■ WHAT TO PRODUCE:
Print all of the entries exactly, minus the pictures.

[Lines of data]
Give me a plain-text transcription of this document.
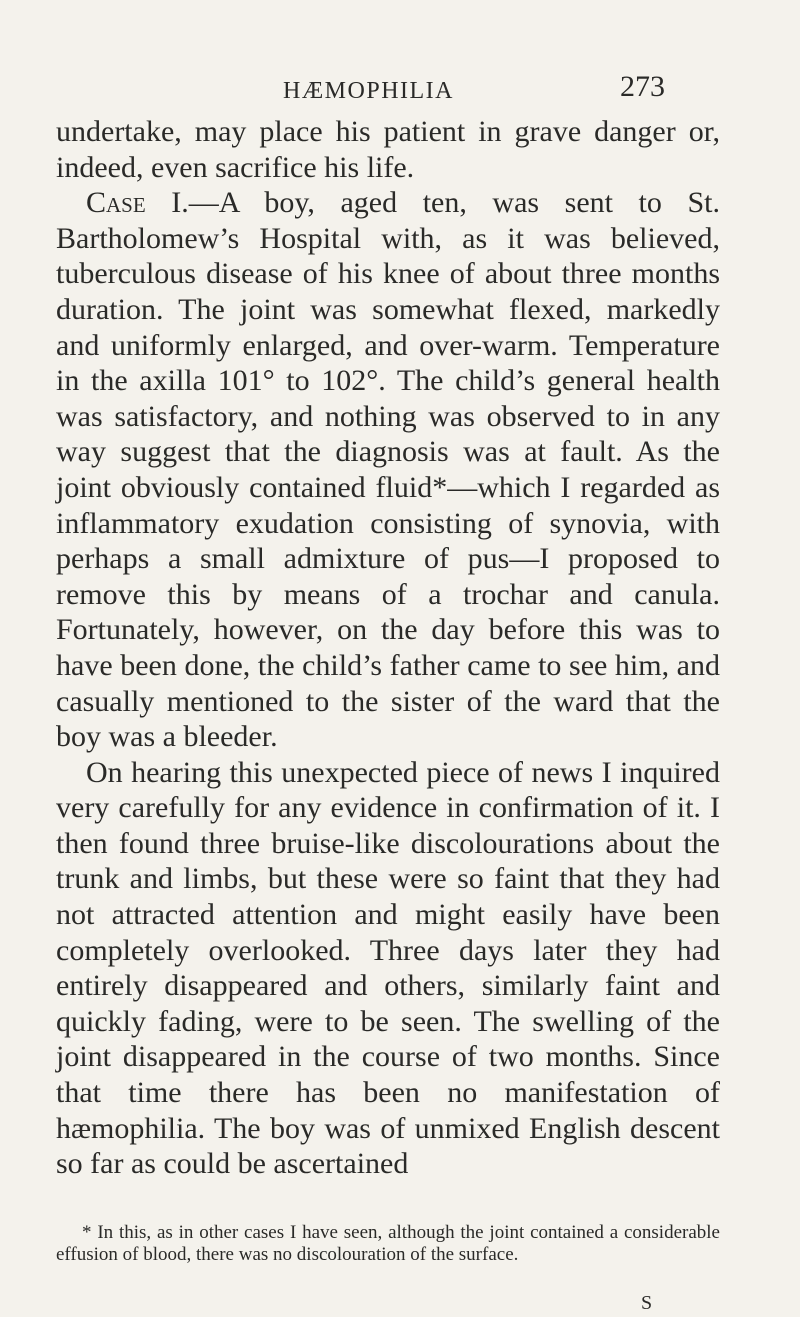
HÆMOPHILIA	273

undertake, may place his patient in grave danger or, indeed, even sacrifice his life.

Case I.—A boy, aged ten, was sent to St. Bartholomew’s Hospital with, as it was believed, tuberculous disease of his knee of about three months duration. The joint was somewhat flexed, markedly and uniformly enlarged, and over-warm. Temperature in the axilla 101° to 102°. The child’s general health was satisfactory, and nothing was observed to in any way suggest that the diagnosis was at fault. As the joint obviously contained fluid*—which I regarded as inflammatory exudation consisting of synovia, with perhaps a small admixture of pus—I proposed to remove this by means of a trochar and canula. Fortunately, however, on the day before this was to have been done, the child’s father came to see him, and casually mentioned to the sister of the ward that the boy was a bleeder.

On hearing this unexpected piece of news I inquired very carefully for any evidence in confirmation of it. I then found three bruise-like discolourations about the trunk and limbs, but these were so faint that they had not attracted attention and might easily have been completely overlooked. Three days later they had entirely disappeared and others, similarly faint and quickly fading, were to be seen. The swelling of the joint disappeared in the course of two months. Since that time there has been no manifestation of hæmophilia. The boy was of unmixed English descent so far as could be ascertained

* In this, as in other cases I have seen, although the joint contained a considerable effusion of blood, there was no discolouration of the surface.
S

■ WRITTEN RESPONSE:
Give me a plain-text transcription of this document.
HÆMOPHILIA	273

undertake, may place his patient in grave danger or, indeed, even sacrifice his life.

Case I.—A boy, aged ten, was sent to St. Bartholomew’s Hospital with, as it was believed, tuberculous disease of his knee of about three months duration. The joint was somewhat flexed, markedly and uniformly enlarged, and over-warm. Temperature in the axilla 101° to 102°. The child’s general health was satisfactory, and nothing was observed to in any way suggest that the diagnosis was at fault. As the joint obviously contained fluid*—which I regarded as inflammatory exudation consisting of synovia, with perhaps a small admixture of pus—I proposed to remove this by means of a trochar and canula. Fortunately, however, on the day before this was to have been done, the child’s father came to see him, and casually mentioned to the sister of the ward that the boy was a bleeder.

On hearing this unexpected piece of news I inquired very carefully for any evidence in confirmation of it. I then found three bruise-like discolourations about the trunk and limbs, but these were so faint that they had not attracted attention and might easily have been completely overlooked. Three days later they had entirely disappeared and others, similarly faint and quickly fading, were to be seen. The swelling of the joint disappeared in the course of two months. Since that time there has been no manifestation of hæmophilia. The boy was of unmixed English descent so far as could be ascertained

* In this, as in other cases I have seen, although the joint contained a considerable effusion of blood, there was no discolouration of the surface.
S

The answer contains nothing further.